Instructions for the task:
Reproduce the entries below word for word, from the line that contains "x-tick-label: 40 xyxy=(489,853,514,877)" through the line that contains "headline: BED > 130 Gy xyxy=(426,8,948,85)", both included.

Record set:
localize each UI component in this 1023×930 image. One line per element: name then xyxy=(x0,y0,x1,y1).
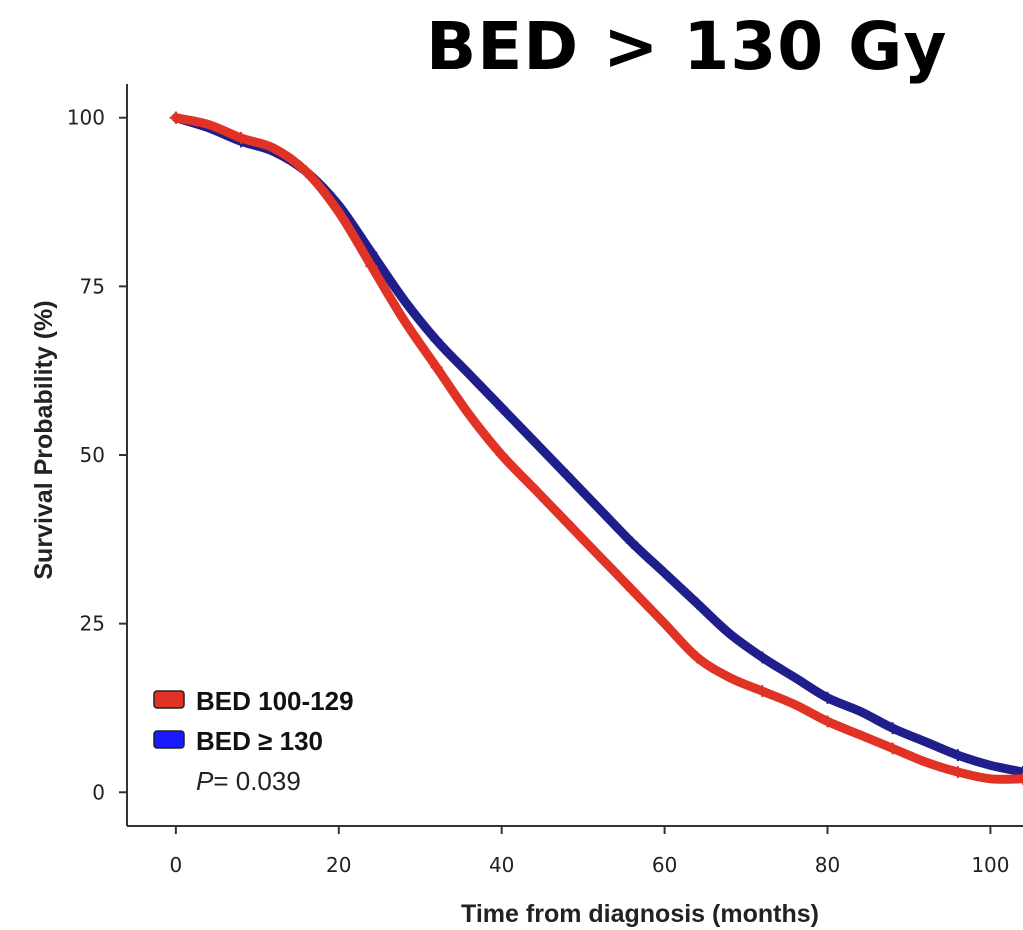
x-tick-label: 40 xyxy=(489,853,514,877)
censor-mark-bed-130 xyxy=(951,749,964,762)
censor-mark-bed-100-129 xyxy=(1017,772,1023,785)
x-tick-label: 80 xyxy=(815,853,840,877)
legend-label-bed-130: BED ≥ 130 xyxy=(196,726,323,756)
survival-curves xyxy=(169,111,1023,785)
p-value-symbol: P xyxy=(196,766,214,796)
censor-mark-bed-130 xyxy=(821,691,834,704)
x-ticks: 0 20 40 60 80 100 xyxy=(170,826,1010,877)
y-tick-label: 0 xyxy=(92,780,105,804)
legend-swatch-bed-100-129 xyxy=(153,690,185,709)
censor-mark-bed-130 xyxy=(886,722,899,735)
legend-label-bed-100-129: BED 100-129 xyxy=(196,686,354,716)
y-tick-label: 25 xyxy=(80,612,105,636)
censor-mark-bed-100-129 xyxy=(300,165,313,178)
x-tick-label: 0 xyxy=(170,853,183,877)
censor-mark-bed-130 xyxy=(495,401,508,414)
censor-mark-bed-100-129 xyxy=(951,766,964,779)
headline: BED > 130 Gy xyxy=(426,8,948,85)
y-ticks: 0 25 50 75 100 xyxy=(67,106,127,804)
censor-mark-bed-100-129 xyxy=(560,516,573,529)
y-tick-label: 75 xyxy=(80,274,105,298)
y-axis-title: Survival Probability (%) xyxy=(30,300,58,579)
x-tick-label: 20 xyxy=(326,853,351,877)
censor-mark-bed-100-129 xyxy=(495,449,508,461)
censor-mark-bed-130 xyxy=(430,334,443,347)
censor-mark-bed-100-129 xyxy=(430,361,443,374)
survival-curve-bed-100-129 xyxy=(171,113,1023,784)
censor-mark-bed-130 xyxy=(560,469,573,482)
survival-curve-bed-130 xyxy=(171,113,1023,777)
legend: BED 100-129 BED ≥ 130 P= 0.039 xyxy=(153,686,354,796)
p-value: P= 0.039 xyxy=(196,766,301,796)
x-tick-label: 60 xyxy=(652,853,677,877)
censor-mark-bed-100-129 xyxy=(886,742,899,755)
censor-mark-bed-100-129 xyxy=(626,583,639,596)
y-tick-label: 50 xyxy=(80,443,105,467)
censor-mark-bed-100-129 xyxy=(691,651,704,664)
censor-mark-bed-130 xyxy=(1017,766,1023,779)
censor-mark-bed-100-129 xyxy=(821,715,834,728)
legend-swatch-bed-130 xyxy=(153,730,185,749)
censor-mark-bed-100-129 xyxy=(235,131,248,144)
y-tick-label: 100 xyxy=(67,106,105,130)
x-axis-title: Time from diagnosis (months) xyxy=(461,900,819,928)
x-tick-label: 100 xyxy=(971,853,1009,877)
censor-mark-bed-100-129 xyxy=(169,111,182,124)
censor-mark-bed-130 xyxy=(691,597,704,610)
p-value-text: = 0.039 xyxy=(213,766,300,796)
censor-mark-bed-130 xyxy=(626,536,639,549)
censor-mark-bed-100-129 xyxy=(365,260,378,273)
censor-mark-bed-130 xyxy=(756,651,769,664)
censor-mark-bed-100-129 xyxy=(756,685,769,698)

Response below:
x-tick-label: 40 xyxy=(489,853,514,877)
censor-mark-bed-130 xyxy=(951,749,964,762)
censor-mark-bed-100-129 xyxy=(1017,772,1023,785)
x-tick-label: 80 xyxy=(815,853,840,877)
legend-label-bed-130: BED ≥ 130 xyxy=(196,726,323,756)
survival-curves xyxy=(169,111,1023,785)
p-value-symbol: P xyxy=(196,766,214,796)
censor-mark-bed-130 xyxy=(821,691,834,704)
x-ticks: 0 20 40 60 80 100 xyxy=(170,826,1010,877)
y-tick-label: 0 xyxy=(92,780,105,804)
legend-swatch-bed-100-129 xyxy=(153,690,185,709)
censor-mark-bed-130 xyxy=(886,722,899,735)
legend-label-bed-100-129: BED 100-129 xyxy=(196,686,354,716)
y-tick-label: 25 xyxy=(80,612,105,636)
censor-mark-bed-100-129 xyxy=(300,165,313,178)
x-tick-label: 0 xyxy=(170,853,183,877)
censor-mark-bed-130 xyxy=(495,401,508,414)
censor-mark-bed-100-129 xyxy=(951,766,964,779)
headline: BED > 130 Gy xyxy=(426,8,948,85)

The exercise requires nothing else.